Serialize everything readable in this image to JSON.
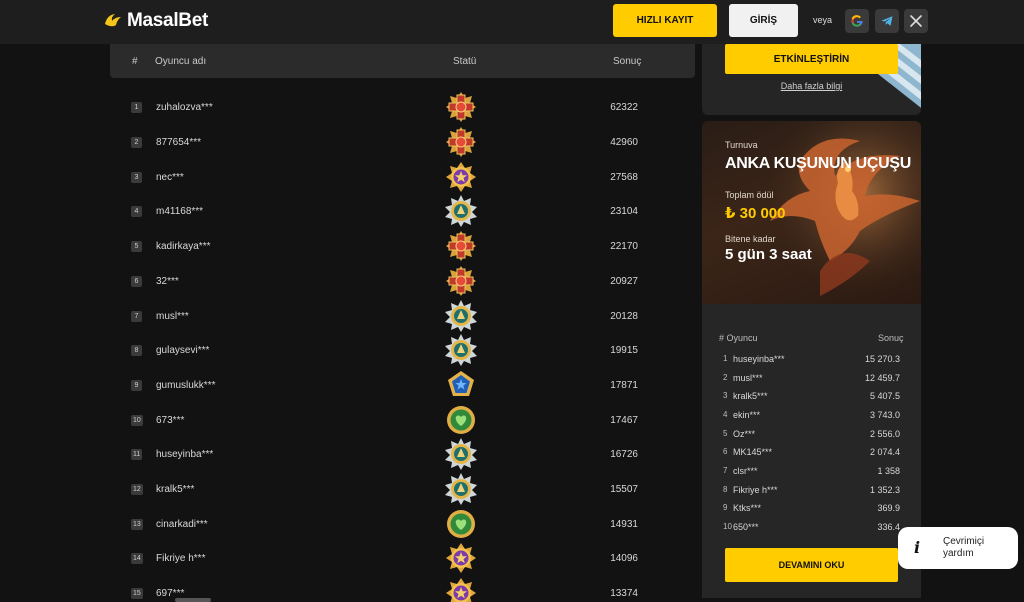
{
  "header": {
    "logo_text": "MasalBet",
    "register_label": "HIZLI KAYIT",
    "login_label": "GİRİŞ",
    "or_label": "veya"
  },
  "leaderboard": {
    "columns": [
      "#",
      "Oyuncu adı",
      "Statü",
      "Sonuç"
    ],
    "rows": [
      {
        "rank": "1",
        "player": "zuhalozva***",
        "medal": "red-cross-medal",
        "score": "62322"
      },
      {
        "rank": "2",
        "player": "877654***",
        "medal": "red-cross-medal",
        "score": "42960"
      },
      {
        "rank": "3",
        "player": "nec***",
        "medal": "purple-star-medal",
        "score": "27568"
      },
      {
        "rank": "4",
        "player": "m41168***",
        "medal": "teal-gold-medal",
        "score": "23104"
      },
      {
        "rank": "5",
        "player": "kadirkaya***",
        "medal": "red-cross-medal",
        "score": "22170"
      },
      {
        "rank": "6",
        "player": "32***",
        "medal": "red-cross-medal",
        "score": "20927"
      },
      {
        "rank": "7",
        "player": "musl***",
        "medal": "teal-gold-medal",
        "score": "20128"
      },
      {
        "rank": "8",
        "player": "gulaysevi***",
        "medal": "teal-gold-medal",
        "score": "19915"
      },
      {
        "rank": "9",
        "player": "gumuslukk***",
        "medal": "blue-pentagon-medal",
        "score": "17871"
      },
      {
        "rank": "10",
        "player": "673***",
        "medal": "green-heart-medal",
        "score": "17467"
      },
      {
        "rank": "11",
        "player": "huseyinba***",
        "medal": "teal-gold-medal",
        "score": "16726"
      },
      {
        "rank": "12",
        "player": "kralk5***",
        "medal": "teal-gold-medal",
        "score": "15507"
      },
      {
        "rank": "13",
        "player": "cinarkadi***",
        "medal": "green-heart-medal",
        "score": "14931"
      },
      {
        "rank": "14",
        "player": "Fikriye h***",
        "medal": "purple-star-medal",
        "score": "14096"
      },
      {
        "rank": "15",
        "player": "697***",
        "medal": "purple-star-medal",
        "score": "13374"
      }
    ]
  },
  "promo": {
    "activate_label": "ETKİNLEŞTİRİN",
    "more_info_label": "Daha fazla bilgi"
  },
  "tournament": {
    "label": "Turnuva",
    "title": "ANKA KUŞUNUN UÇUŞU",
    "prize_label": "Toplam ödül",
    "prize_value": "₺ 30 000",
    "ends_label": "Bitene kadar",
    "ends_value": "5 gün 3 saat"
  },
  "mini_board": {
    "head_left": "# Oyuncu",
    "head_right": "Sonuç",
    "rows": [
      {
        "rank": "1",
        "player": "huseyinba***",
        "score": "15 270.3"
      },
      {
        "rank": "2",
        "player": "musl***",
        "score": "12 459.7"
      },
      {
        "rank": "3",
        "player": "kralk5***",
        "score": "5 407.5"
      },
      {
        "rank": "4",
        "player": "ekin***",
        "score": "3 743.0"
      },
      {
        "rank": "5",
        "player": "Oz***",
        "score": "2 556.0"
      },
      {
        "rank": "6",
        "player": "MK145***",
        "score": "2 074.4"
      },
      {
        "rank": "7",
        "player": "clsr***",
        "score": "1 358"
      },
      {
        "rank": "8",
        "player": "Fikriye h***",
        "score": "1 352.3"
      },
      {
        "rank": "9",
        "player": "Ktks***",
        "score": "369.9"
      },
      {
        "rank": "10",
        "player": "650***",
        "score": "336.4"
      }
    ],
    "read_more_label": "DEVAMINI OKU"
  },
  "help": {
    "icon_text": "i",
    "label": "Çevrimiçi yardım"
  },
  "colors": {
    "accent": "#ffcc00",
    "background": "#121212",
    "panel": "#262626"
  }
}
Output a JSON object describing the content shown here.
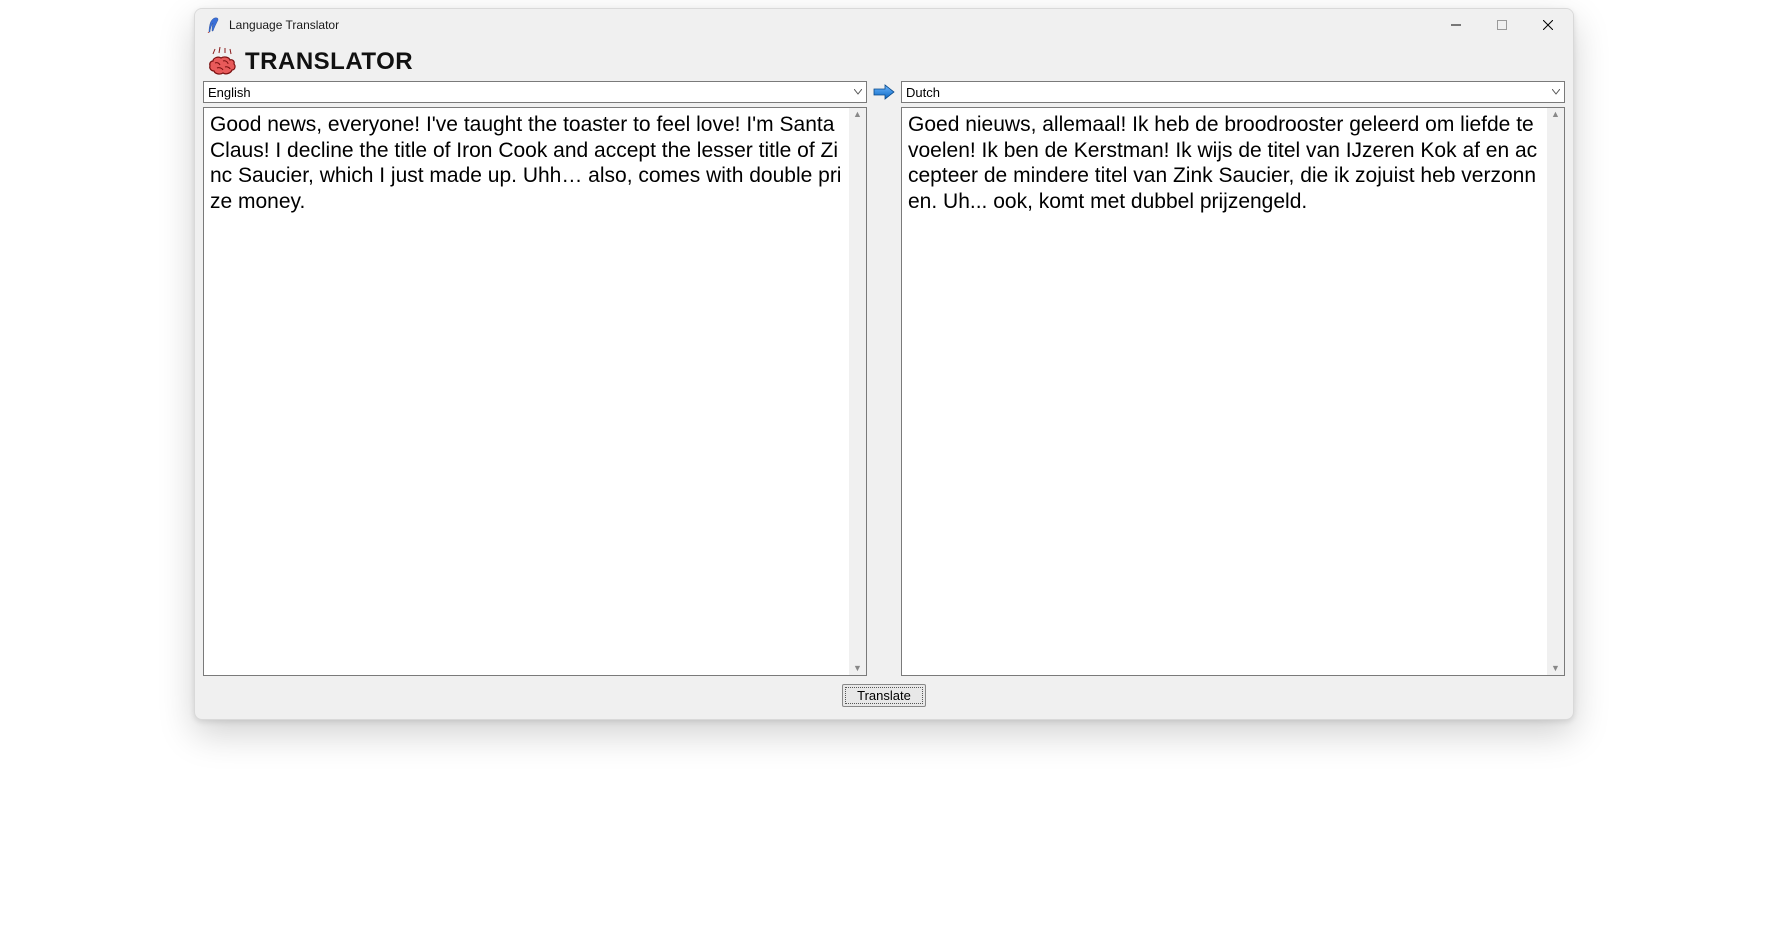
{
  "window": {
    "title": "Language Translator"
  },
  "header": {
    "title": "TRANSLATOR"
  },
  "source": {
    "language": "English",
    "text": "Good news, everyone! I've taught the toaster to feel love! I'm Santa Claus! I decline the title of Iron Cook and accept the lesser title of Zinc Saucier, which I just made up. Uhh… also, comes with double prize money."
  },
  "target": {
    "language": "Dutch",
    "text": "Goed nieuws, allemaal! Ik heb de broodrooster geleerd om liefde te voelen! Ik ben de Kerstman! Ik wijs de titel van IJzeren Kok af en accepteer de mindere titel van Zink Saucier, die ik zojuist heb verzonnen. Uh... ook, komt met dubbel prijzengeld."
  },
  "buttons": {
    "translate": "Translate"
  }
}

══════

• **The task**:
Set the data above down again exactly as given, with no pictures.

• **Correct output**:
Serialize everything readable in this image to JSON.
{
  "header": {
    "logo_text": "MasalBet",
    "register_label": "HIZLI KAYIT",
    "login_label": "GİRİŞ",
    "or_label": "veya"
  },
  "leaderboard": {
    "columns": [
      "#",
      "Oyuncu adı",
      "Statü",
      "Sonuç"
    ],
    "rows": [
      {
        "rank": "1",
        "player": "zuhalozva***",
        "medal": "red-cross-medal",
        "score": "62322"
      },
      {
        "rank": "2",
        "player": "877654***",
        "medal": "red-cross-medal",
        "score": "42960"
      },
      {
        "rank": "3",
        "player": "nec***",
        "medal": "purple-star-medal",
        "score": "27568"
      },
      {
        "rank": "4",
        "player": "m41168***",
        "medal": "teal-gold-medal",
        "score": "23104"
      },
      {
        "rank": "5",
        "player": "kadirkaya***",
        "medal": "red-cross-medal",
        "score": "22170"
      },
      {
        "rank": "6",
        "player": "32***",
        "medal": "red-cross-medal",
        "score": "20927"
      },
      {
        "rank": "7",
        "player": "musl***",
        "medal": "teal-gold-medal",
        "score": "20128"
      },
      {
        "rank": "8",
        "player": "gulaysevi***",
        "medal": "teal-gold-medal",
        "score": "19915"
      },
      {
        "rank": "9",
        "player": "gumuslukk***",
        "medal": "blue-pentagon-medal",
        "score": "17871"
      },
      {
        "rank": "10",
        "player": "673***",
        "medal": "green-heart-medal",
        "score": "17467"
      },
      {
        "rank": "11",
        "player": "huseyinba***",
        "medal": "teal-gold-medal",
        "score": "16726"
      },
      {
        "rank": "12",
        "player": "kralk5***",
        "medal": "teal-gold-medal",
        "score": "15507"
      },
      {
        "rank": "13",
        "player": "cinarkadi***",
        "medal": "green-heart-medal",
        "score": "14931"
      },
      {
        "rank": "14",
        "player": "Fikriye h***",
        "medal": "purple-star-medal",
        "score": "14096"
      },
      {
        "rank": "15",
        "player": "697***",
        "medal": "purple-star-medal",
        "score": "13374"
      }
    ]
  },
  "promo": {
    "activate_label": "ETKİNLEŞTİRİN",
    "more_info_label": "Daha fazla bilgi"
  },
  "tournament": {
    "label": "Turnuva",
    "title": "ANKA KUŞUNUN UÇUŞU",
    "prize_label": "Toplam ödül",
    "prize_value": "₺ 30 000",
    "ends_label": "Bitene kadar",
    "ends_value": "5 gün 3 saat"
  },
  "mini_board": {
    "head_left": "# Oyuncu",
    "head_right": "Sonuç",
    "rows": [
      {
        "rank": "1",
        "player": "huseyinba***",
        "score": "15 270.3"
      },
      {
        "rank": "2",
        "player": "musl***",
        "score": "12 459.7"
      },
      {
        "rank": "3",
        "player": "kralk5***",
        "score": "5 407.5"
      },
      {
        "rank": "4",
        "player": "ekin***",
        "score": "3 743.0"
      },
      {
        "rank": "5",
        "player": "Oz***",
        "score": "2 556.0"
      },
      {
        "rank": "6",
        "player": "MK145***",
        "score": "2 074.4"
      },
      {
        "rank": "7",
        "player": "clsr***",
        "score": "1 358"
      },
      {
        "rank": "8",
        "player": "Fikriye h***",
        "score": "1 352.3"
      },
      {
        "rank": "9",
        "player": "Ktks***",
        "score": "369.9"
      },
      {
        "rank": "10",
        "player": "650***",
        "score": "336.4"
      }
    ],
    "read_more_label": "DEVAMINI OKU"
  },
  "help": {
    "icon_text": "i",
    "label": "Çevrimiçi yardım"
  },
  "colors": {
    "accent": "#ffcc00",
    "background": "#121212",
    "panel": "#262626"
  }
}
Output a JSON object describing the content shown here.
{
  "window": {
    "title": "Language Translator"
  },
  "header": {
    "title": "TRANSLATOR"
  },
  "source": {
    "language": "English",
    "text": "Good news, everyone! I've taught the toaster to feel love! I'm Santa Claus! I decline the title of Iron Cook and accept the lesser title of Zinc Saucier, which I just made up. Uhh… also, comes with double prize money."
  },
  "target": {
    "language": "Dutch",
    "text": "Goed nieuws, allemaal! Ik heb de broodrooster geleerd om liefde te voelen! Ik ben de Kerstman! Ik wijs de titel van IJzeren Kok af en accepteer de mindere titel van Zink Saucier, die ik zojuist heb verzonnen. Uh... ook, komt met dubbel prijzengeld."
  },
  "buttons": {
    "translate": "Translate"
  }
}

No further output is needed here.